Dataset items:
*****

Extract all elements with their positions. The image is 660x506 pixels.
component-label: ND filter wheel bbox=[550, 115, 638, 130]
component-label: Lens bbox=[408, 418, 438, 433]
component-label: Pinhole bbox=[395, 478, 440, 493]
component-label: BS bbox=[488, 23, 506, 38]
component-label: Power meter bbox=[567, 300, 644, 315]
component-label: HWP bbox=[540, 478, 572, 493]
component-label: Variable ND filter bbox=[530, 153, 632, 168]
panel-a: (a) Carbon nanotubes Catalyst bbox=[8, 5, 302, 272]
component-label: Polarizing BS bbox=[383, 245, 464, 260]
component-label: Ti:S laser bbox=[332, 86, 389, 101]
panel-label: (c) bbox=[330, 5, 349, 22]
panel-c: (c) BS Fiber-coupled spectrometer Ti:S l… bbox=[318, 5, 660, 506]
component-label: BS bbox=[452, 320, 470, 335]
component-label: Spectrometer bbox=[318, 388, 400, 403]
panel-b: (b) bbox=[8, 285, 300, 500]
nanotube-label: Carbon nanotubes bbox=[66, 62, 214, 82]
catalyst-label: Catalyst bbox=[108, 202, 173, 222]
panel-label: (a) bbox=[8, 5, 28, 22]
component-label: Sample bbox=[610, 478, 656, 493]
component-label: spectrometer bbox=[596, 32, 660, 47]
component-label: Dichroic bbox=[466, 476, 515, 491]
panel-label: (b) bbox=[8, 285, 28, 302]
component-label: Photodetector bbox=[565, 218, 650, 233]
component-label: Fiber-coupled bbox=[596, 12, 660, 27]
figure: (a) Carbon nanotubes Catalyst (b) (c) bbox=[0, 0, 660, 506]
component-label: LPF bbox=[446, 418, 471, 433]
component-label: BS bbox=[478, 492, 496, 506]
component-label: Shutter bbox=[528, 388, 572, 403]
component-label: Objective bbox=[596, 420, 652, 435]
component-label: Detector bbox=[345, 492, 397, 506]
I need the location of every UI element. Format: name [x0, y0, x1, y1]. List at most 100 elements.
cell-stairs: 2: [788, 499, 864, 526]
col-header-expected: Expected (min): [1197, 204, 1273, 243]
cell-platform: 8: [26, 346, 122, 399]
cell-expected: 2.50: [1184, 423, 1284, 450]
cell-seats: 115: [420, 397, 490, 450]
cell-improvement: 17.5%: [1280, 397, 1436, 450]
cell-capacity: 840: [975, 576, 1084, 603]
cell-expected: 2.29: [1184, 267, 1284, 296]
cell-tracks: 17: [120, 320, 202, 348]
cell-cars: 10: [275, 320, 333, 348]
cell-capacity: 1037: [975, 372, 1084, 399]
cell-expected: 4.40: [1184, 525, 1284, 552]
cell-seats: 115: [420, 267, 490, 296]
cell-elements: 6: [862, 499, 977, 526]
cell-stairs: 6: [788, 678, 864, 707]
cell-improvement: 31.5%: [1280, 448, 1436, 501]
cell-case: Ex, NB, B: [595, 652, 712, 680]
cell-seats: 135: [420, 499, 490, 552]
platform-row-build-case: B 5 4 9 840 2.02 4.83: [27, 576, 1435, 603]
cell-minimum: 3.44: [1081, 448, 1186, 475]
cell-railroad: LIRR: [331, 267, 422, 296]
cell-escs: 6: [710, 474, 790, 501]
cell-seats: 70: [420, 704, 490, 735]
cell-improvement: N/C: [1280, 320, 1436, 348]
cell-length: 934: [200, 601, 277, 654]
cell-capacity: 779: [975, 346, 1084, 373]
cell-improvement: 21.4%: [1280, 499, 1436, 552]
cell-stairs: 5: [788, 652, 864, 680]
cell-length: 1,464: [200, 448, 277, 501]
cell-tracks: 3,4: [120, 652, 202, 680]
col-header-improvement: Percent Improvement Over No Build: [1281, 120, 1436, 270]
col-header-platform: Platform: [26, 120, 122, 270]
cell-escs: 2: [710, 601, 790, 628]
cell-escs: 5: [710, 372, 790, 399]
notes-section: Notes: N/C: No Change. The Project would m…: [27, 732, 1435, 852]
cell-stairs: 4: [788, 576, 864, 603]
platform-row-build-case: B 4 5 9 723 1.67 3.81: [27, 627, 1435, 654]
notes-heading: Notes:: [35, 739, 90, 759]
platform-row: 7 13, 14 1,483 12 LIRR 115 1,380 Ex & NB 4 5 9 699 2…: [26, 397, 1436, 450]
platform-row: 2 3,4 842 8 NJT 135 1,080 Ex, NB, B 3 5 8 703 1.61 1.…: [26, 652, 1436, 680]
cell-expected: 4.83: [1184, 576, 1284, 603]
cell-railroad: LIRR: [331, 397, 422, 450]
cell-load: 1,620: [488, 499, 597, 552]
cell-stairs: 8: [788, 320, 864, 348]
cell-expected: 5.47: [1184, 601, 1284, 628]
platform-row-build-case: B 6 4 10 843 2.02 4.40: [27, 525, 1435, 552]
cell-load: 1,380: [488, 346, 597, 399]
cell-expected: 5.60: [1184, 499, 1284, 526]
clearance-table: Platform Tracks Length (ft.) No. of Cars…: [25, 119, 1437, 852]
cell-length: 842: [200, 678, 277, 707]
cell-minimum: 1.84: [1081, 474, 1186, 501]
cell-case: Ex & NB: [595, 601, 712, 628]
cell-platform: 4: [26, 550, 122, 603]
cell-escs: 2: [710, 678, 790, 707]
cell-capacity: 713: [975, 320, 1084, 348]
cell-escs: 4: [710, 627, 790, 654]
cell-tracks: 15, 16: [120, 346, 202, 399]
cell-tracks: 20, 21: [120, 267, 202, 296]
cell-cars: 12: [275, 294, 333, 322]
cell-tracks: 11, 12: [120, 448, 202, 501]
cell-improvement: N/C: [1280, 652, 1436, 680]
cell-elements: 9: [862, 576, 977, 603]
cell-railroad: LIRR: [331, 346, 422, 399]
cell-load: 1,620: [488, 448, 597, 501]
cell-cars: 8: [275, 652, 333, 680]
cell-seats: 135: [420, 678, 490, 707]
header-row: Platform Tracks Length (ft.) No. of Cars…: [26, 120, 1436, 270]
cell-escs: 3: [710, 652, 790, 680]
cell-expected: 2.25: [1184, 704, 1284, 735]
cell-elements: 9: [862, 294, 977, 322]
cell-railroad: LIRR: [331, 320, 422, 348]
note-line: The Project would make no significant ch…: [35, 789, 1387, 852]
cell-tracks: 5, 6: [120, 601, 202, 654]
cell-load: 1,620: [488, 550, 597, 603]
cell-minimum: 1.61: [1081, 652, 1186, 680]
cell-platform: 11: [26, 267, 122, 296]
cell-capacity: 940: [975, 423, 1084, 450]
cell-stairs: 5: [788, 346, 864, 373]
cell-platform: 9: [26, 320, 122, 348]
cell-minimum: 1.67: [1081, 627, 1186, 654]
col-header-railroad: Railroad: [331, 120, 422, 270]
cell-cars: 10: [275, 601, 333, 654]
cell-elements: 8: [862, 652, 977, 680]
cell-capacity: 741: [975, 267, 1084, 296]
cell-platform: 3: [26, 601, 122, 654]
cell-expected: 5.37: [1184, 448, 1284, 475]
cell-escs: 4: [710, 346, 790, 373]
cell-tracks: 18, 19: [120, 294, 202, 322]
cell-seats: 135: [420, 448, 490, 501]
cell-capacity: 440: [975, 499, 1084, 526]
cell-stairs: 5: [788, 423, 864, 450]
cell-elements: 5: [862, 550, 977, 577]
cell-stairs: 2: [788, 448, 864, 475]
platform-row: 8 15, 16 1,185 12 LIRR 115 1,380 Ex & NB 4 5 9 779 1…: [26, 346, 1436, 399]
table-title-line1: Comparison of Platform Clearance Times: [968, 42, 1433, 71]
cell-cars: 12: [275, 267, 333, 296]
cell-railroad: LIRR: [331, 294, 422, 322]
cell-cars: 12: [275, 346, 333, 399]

*****

▶ [Requirements] Copy out every one of the items above word for word, changing nothing.

▶ [Output]
Extract all elements with their positions. The image is 660x506 pixels.
component-label: ND filter wheel bbox=[550, 115, 638, 130]
component-label: Lens bbox=[408, 418, 438, 433]
component-label: Pinhole bbox=[395, 478, 440, 493]
component-label: BS bbox=[488, 23, 506, 38]
component-label: Power meter bbox=[567, 300, 644, 315]
component-label: HWP bbox=[540, 478, 572, 493]
component-label: Variable ND filter bbox=[530, 153, 632, 168]
panel-a: (a) Carbon nanotubes Catalyst bbox=[8, 5, 302, 272]
component-label: Polarizing BS bbox=[383, 245, 464, 260]
component-label: Ti:S laser bbox=[332, 86, 389, 101]
panel-label: (c) bbox=[330, 5, 349, 22]
panel-c: (c) BS Fiber-coupled spectrometer Ti:S l… bbox=[318, 5, 660, 506]
component-label: BS bbox=[452, 320, 470, 335]
component-label: Spectrometer bbox=[318, 388, 400, 403]
panel-b: (b) bbox=[8, 285, 300, 500]
nanotube-label: Carbon nanotubes bbox=[66, 62, 214, 82]
catalyst-label: Catalyst bbox=[108, 202, 173, 222]
panel-label: (a) bbox=[8, 5, 28, 22]
component-label: Sample bbox=[610, 478, 656, 493]
component-label: spectrometer bbox=[596, 32, 660, 47]
component-label: Dichroic bbox=[466, 476, 515, 491]
panel-label: (b) bbox=[8, 285, 28, 302]
component-label: Photodetector bbox=[565, 218, 650, 233]
component-label: Fiber-coupled bbox=[596, 12, 660, 27]
figure: (a) Carbon nanotubes Catalyst (b) (c) bbox=[0, 0, 660, 506]
component-label: LPF bbox=[446, 418, 471, 433]
component-label: BS bbox=[478, 492, 496, 506]
component-label: Shutter bbox=[528, 388, 572, 403]
component-label: Objective bbox=[596, 420, 652, 435]
component-label: Detector bbox=[345, 492, 397, 506]
I need the location of every UI element. Format: name [x0, y0, x1, y1]. List at most 100 elements.
cell-stairs: 2: [788, 499, 864, 526]
col-header-expected: Expected (min): [1197, 204, 1273, 243]
cell-platform: 8: [26, 346, 122, 399]
cell-expected: 2.50: [1184, 423, 1284, 450]
cell-seats: 115: [420, 397, 490, 450]
cell-improvement: 17.5%: [1280, 397, 1436, 450]
cell-capacity: 840: [975, 576, 1084, 603]
cell-expected: 2.29: [1184, 267, 1284, 296]
cell-tracks: 17: [120, 320, 202, 348]
cell-cars: 10: [275, 320, 333, 348]
cell-capacity: 1037: [975, 372, 1084, 399]
cell-expected: 4.40: [1184, 525, 1284, 552]
cell-seats: 115: [420, 267, 490, 296]
cell-elements: 6: [862, 499, 977, 526]
cell-stairs: 6: [788, 678, 864, 707]
cell-improvement: 31.5%: [1280, 448, 1436, 501]
cell-case: Ex, NB, B: [595, 652, 712, 680]
cell-seats: 135: [420, 499, 490, 552]
platform-row-build-case: B 5 4 9 840 2.02 4.83: [27, 576, 1435, 603]
cell-minimum: 3.44: [1081, 448, 1186, 475]
cell-railroad: LIRR: [331, 267, 422, 296]
cell-escs: 6: [710, 474, 790, 501]
cell-seats: 70: [420, 704, 490, 735]
cell-improvement: N/C: [1280, 320, 1436, 348]
cell-length: 934: [200, 601, 277, 654]
cell-capacity: 779: [975, 346, 1084, 373]
cell-improvement: 21.4%: [1280, 499, 1436, 552]
cell-stairs: 5: [788, 652, 864, 680]
cell-length: 1,464: [200, 448, 277, 501]
cell-tracks: 3,4: [120, 652, 202, 680]
col-header-improvement: Percent Improvement Over No Build: [1281, 120, 1436, 270]
col-header-platform: Platform: [26, 120, 122, 270]
cell-escs: 2: [710, 601, 790, 628]
cell-escs: 5: [710, 372, 790, 399]
notes-section: Notes: N/C: No Change. The Project would m…: [27, 732, 1435, 852]
cell-stairs: 4: [788, 576, 864, 603]
platform-row-build-case: B 4 5 9 723 1.67 3.81: [27, 627, 1435, 654]
notes-heading: Notes:: [35, 739, 90, 759]
platform-row: 7 13, 14 1,483 12 LIRR 115 1,380 Ex & NB 4 5 9 699 2…: [26, 397, 1436, 450]
platform-row: 2 3,4 842 8 NJT 135 1,080 Ex, NB, B 3 5 8 703 1.61 1.…: [26, 652, 1436, 680]
cell-expected: 4.83: [1184, 576, 1284, 603]
cell-railroad: LIRR: [331, 397, 422, 450]
cell-load: 1,620: [488, 499, 597, 552]
cell-stairs: 8: [788, 320, 864, 348]
cell-expected: 5.47: [1184, 601, 1284, 628]
platform-row-build-case: B 6 4 10 843 2.02 4.40: [27, 525, 1435, 552]
cell-load: 1,380: [488, 346, 597, 399]
cell-expected: 5.60: [1184, 499, 1284, 526]
clearance-table: Platform Tracks Length (ft.) No. of Cars…: [25, 119, 1437, 852]
cell-length: 842: [200, 678, 277, 707]
cell-minimum: 1.84: [1081, 474, 1186, 501]
cell-case: Ex & NB: [595, 601, 712, 628]
cell-platform: 4: [26, 550, 122, 603]
cell-escs: 2: [710, 678, 790, 707]
cell-capacity: 713: [975, 320, 1084, 348]
cell-escs: 4: [710, 627, 790, 654]
cell-tracks: 15, 16: [120, 346, 202, 399]
cell-tracks: 20, 21: [120, 267, 202, 296]
cell-cars: 12: [275, 294, 333, 322]
cell-tracks: 11, 12: [120, 448, 202, 501]
cell-improvement: N/C: [1280, 652, 1436, 680]
cell-elements: 9: [862, 576, 977, 603]
cell-railroad: LIRR: [331, 346, 422, 399]
cell-load: 1,620: [488, 448, 597, 501]
cell-cars: 8: [275, 652, 333, 680]
cell-seats: 135: [420, 678, 490, 707]
header-row: Platform Tracks Length (ft.) No. of Cars…: [26, 120, 1436, 270]
cell-escs: 3: [710, 652, 790, 680]
cell-expected: 2.25: [1184, 704, 1284, 735]
cell-elements: 9: [862, 294, 977, 322]
cell-railroad: LIRR: [331, 320, 422, 348]
note-line: The Project would make no significant ch…: [35, 789, 1387, 852]
cell-tracks: 5, 6: [120, 601, 202, 654]
cell-load: 1,620: [488, 550, 597, 603]
cell-minimum: 1.61: [1081, 652, 1186, 680]
cell-platform: 11: [26, 267, 122, 296]
cell-capacity: 940: [975, 423, 1084, 450]
cell-stairs: 5: [788, 346, 864, 373]
cell-platform: 9: [26, 320, 122, 348]
cell-minimum: 1.67: [1081, 627, 1186, 654]
col-header-railroad: Railroad: [331, 120, 422, 270]
cell-cars: 10: [275, 601, 333, 654]
cell-elements: 8: [862, 652, 977, 680]
cell-capacity: 741: [975, 267, 1084, 296]
cell-platform: 3: [26, 601, 122, 654]
cell-expected: 5.37: [1184, 448, 1284, 475]
cell-escs: 4: [710, 346, 790, 373]
cell-tracks: 18, 19: [120, 294, 202, 322]
cell-seats: 135: [420, 448, 490, 501]
cell-capacity: 440: [975, 499, 1084, 526]
cell-stairs: 5: [788, 423, 864, 450]
cell-elements: 5: [862, 550, 977, 577]
cell-stairs: 2: [788, 448, 864, 475]
platform-row: 8 15, 16 1,185 12 LIRR 115 1,380 Ex & NB 4 5 9 779 1…: [26, 346, 1436, 399]
table-title-line1: Comparison of Platform Clearance Times: [968, 42, 1433, 71]
cell-cars: 12: [275, 267, 333, 296]
cell-railroad: LIRR: [331, 294, 422, 322]
cell-cars: 12: [275, 346, 333, 399]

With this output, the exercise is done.